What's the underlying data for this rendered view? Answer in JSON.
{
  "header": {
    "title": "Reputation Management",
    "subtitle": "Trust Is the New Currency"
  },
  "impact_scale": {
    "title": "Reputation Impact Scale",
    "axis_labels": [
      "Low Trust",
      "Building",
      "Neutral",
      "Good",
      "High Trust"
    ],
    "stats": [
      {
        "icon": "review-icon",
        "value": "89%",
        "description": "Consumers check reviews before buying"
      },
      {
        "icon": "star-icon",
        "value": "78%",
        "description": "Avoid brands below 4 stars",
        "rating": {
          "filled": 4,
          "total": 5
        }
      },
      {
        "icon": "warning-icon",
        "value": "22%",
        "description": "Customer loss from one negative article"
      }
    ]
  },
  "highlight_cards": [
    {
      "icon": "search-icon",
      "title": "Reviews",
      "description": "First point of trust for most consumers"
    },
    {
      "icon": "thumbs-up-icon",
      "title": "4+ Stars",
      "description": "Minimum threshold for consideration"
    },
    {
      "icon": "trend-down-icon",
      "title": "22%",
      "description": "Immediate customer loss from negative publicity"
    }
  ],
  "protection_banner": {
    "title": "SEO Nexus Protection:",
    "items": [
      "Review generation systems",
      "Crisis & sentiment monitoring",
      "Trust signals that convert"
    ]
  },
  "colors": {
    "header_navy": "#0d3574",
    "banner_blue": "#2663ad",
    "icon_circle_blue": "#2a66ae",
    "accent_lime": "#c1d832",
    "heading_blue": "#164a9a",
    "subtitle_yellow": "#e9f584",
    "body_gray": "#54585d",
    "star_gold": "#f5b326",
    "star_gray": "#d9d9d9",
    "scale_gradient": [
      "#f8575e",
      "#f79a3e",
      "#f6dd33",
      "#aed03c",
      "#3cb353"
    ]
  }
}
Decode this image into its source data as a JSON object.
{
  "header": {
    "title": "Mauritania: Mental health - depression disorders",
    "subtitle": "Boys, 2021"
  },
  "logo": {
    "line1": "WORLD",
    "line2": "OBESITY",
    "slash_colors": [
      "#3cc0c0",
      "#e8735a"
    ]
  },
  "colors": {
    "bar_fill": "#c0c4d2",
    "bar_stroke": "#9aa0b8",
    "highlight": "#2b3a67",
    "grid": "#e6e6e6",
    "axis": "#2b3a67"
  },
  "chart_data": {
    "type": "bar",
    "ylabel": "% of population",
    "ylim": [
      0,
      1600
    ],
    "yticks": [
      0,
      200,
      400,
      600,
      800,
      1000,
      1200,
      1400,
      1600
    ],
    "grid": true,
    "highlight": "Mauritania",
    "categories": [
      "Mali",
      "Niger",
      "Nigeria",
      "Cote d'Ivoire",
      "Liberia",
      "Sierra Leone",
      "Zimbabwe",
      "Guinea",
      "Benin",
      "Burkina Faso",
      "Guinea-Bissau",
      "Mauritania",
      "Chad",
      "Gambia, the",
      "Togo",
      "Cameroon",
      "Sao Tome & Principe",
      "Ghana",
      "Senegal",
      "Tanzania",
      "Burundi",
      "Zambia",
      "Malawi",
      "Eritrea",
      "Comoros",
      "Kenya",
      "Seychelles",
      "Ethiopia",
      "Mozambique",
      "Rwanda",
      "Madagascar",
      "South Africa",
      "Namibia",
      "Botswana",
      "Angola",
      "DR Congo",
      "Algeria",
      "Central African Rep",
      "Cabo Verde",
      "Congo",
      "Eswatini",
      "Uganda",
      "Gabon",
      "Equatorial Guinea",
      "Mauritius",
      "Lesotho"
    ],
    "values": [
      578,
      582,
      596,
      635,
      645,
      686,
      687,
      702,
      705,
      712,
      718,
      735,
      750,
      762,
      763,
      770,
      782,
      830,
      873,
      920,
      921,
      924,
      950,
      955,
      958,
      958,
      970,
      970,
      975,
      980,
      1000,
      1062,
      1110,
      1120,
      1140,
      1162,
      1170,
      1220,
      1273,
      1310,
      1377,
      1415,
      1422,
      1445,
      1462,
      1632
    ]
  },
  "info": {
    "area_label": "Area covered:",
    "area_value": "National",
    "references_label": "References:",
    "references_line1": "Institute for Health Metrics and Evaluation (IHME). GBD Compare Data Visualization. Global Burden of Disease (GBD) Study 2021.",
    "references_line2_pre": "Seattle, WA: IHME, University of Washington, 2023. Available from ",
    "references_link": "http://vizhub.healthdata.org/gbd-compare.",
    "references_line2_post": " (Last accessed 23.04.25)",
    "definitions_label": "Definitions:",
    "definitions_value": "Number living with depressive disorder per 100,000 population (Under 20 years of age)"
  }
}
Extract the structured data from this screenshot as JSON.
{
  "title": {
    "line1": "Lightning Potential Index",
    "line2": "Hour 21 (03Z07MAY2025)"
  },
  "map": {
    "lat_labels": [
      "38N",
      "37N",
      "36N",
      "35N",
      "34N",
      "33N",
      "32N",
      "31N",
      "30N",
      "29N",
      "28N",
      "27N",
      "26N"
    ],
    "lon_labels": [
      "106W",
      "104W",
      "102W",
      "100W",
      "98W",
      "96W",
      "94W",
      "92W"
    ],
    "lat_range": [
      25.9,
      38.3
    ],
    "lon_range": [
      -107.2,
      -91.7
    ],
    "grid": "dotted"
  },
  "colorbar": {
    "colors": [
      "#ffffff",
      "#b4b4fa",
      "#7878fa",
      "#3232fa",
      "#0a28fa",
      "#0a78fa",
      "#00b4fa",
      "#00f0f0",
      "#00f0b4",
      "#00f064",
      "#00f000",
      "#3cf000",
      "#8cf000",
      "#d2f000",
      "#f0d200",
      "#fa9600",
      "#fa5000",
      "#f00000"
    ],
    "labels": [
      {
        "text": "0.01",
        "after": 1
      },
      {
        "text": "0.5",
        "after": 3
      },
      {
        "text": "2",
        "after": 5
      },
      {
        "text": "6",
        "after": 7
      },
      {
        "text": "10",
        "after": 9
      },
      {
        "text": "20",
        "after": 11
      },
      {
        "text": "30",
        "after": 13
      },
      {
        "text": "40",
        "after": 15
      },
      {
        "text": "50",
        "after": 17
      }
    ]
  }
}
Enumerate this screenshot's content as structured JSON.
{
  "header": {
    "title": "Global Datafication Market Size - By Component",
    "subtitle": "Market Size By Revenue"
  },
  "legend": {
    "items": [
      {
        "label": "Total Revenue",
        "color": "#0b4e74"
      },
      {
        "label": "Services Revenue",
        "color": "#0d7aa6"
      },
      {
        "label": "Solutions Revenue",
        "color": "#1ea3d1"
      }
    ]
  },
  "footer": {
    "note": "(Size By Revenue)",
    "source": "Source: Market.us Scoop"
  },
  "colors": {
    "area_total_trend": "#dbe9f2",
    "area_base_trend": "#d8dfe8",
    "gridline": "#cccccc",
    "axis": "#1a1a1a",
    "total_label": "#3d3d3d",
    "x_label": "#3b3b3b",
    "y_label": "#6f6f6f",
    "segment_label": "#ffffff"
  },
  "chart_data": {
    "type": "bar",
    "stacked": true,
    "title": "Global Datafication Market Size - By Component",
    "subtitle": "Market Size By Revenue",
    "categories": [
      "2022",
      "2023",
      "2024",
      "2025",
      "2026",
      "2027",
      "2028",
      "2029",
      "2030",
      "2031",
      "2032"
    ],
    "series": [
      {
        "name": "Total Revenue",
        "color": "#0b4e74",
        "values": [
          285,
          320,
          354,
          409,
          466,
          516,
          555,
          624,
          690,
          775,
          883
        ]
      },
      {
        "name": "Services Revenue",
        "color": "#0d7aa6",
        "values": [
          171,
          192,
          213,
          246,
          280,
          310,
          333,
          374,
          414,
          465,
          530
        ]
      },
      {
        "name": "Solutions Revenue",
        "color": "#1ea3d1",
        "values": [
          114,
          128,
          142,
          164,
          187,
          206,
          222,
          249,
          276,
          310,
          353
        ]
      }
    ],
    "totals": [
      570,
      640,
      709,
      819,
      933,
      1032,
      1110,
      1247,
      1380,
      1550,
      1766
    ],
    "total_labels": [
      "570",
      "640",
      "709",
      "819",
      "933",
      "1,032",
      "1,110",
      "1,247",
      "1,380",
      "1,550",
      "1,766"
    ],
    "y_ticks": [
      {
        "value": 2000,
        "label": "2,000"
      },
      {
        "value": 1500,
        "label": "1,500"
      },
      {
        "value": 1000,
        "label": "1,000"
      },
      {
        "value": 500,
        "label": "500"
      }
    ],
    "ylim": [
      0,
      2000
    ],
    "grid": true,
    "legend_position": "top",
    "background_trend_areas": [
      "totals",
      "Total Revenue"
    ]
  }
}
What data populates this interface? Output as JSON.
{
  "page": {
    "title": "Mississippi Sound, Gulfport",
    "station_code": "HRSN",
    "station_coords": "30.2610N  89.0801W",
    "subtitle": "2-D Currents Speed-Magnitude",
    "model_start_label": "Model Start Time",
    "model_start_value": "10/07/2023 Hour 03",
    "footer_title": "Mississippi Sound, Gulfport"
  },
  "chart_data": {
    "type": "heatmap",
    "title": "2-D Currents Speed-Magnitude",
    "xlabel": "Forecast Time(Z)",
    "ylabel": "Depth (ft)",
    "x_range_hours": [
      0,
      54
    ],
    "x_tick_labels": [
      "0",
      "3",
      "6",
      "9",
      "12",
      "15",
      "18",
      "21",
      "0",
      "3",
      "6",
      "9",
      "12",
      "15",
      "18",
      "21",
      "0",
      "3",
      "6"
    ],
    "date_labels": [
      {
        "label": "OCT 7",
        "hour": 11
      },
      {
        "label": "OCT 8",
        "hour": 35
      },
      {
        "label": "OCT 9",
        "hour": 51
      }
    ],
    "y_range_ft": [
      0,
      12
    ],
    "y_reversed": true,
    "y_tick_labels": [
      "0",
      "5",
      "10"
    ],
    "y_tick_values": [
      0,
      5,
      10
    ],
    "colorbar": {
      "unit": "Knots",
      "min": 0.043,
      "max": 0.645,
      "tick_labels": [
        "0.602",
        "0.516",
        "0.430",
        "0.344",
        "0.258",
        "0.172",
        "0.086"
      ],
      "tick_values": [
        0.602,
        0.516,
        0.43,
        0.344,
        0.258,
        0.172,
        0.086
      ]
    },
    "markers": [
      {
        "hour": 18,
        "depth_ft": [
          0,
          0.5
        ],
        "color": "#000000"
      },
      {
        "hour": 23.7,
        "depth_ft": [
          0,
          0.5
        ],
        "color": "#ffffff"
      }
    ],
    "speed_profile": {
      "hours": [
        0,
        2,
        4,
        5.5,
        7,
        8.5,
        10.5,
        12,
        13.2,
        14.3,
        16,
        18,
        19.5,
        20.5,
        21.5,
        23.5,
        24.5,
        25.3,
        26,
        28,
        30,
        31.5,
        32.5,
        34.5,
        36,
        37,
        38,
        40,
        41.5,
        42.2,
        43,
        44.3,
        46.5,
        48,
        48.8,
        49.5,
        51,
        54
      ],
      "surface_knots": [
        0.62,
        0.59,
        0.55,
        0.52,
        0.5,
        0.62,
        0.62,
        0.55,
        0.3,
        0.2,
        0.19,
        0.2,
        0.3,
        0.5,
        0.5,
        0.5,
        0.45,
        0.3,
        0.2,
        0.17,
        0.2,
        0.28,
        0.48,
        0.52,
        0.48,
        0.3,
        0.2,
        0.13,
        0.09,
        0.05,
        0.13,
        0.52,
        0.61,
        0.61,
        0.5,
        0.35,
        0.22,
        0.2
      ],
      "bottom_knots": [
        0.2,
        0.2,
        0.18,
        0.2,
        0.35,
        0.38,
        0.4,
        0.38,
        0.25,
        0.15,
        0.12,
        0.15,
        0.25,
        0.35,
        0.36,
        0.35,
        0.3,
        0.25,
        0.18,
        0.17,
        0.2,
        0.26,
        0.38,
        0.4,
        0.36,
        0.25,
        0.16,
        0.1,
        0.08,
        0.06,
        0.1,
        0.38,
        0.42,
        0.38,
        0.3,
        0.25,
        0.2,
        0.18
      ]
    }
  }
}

_TASK_
Copy each line of the listing that contains the string "Size".

_THE COMPLETED TASK_
    "title": "Global Datafication Market Size - By Component",
    "subtitle": "Market Size By Revenue"
    "note": "(Size By Revenue)",
    "title": "Global Datafication Market Size - By Component",
    "subtitle": "Market Size By Revenue",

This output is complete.